Your answer should consist of all lines in the listing that hold the word "comment".
○ ○ ○ ○ ○
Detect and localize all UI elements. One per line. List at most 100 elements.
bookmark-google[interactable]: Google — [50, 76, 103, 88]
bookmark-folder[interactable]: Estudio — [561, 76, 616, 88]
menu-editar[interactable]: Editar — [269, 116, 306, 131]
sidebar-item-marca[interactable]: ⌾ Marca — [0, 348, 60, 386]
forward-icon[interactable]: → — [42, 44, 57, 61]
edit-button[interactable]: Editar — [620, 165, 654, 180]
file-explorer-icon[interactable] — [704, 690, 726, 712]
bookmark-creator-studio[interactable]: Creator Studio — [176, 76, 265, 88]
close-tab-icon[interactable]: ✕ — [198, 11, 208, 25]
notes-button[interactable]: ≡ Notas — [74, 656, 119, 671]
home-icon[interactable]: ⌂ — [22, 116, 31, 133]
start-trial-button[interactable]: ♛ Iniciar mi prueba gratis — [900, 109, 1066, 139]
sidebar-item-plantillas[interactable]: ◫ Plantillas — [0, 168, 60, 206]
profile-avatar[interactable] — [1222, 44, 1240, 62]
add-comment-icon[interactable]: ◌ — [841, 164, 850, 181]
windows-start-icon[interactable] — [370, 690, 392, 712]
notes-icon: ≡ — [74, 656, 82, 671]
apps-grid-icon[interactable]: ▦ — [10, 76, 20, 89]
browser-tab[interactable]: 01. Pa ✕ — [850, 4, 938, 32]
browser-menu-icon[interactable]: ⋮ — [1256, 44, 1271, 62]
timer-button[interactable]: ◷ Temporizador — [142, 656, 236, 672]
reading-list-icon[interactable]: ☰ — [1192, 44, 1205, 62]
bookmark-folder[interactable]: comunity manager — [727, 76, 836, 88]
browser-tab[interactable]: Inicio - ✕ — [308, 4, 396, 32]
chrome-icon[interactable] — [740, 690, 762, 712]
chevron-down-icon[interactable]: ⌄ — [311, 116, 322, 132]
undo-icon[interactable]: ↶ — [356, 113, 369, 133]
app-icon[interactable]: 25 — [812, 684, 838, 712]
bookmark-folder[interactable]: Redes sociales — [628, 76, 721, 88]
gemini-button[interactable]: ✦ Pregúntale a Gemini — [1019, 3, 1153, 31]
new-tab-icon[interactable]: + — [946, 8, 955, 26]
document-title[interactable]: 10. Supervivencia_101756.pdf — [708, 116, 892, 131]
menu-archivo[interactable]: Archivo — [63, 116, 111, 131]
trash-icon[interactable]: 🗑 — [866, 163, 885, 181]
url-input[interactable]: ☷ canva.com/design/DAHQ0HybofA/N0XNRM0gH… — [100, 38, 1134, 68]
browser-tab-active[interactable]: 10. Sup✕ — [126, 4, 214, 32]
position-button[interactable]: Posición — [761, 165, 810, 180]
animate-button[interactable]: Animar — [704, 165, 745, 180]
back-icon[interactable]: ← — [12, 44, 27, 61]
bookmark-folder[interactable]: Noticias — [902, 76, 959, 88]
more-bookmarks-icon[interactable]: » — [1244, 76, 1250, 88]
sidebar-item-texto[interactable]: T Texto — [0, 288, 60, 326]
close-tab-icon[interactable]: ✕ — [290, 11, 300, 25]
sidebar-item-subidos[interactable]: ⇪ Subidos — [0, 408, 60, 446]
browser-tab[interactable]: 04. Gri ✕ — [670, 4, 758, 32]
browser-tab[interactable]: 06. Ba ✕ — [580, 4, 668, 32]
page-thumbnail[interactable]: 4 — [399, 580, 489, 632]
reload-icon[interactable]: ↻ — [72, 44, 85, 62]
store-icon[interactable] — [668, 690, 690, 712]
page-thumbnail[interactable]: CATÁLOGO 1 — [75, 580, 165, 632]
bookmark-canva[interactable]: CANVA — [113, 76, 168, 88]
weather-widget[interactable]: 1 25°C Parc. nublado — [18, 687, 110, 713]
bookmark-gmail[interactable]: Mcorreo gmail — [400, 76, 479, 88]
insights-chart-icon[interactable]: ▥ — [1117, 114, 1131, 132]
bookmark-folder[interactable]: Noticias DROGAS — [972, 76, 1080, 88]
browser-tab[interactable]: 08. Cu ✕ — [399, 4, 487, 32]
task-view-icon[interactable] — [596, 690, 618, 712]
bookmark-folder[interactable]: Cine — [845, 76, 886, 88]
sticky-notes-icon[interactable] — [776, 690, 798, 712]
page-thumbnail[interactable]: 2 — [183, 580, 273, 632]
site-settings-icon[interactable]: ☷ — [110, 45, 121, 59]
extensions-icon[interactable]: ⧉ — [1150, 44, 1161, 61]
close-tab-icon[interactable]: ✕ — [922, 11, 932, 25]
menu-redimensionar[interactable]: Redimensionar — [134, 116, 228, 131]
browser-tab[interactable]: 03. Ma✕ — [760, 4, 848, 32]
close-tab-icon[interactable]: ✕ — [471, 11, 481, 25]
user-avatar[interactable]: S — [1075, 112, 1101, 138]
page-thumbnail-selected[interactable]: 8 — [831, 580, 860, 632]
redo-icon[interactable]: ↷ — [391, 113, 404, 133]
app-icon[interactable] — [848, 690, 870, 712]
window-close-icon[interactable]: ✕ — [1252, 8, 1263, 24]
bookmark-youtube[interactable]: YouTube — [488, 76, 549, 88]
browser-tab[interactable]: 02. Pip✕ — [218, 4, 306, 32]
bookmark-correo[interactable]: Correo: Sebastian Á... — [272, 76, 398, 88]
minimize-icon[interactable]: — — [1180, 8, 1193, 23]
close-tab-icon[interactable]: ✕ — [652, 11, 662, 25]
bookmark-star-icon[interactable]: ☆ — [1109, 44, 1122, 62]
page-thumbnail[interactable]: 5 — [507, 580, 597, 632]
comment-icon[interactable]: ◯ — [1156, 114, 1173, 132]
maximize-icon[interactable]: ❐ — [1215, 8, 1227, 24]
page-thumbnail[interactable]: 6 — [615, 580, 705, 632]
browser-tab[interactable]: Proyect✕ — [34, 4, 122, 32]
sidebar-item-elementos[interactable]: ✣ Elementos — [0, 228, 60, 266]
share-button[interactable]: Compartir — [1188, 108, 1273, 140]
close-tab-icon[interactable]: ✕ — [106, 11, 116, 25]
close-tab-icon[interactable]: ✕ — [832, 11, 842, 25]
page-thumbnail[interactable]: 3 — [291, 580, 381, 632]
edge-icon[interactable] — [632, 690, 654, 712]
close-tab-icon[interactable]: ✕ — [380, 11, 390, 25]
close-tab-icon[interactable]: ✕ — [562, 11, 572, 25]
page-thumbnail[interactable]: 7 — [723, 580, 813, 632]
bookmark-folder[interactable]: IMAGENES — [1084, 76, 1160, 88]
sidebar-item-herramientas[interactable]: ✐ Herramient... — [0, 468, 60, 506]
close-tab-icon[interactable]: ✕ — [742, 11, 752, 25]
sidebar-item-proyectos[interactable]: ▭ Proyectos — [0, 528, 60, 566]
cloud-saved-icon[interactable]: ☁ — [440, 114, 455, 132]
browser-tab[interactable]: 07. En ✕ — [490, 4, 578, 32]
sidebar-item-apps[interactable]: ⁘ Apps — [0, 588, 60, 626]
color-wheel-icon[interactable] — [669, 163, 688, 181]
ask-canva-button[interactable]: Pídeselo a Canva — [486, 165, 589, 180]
○ ○ ○ ○ ○
* **Your solution**
add-comment-icon[interactable]: ◌ — [841, 164, 850, 181]
comment-icon[interactable]: ◯ — [1156, 114, 1173, 132]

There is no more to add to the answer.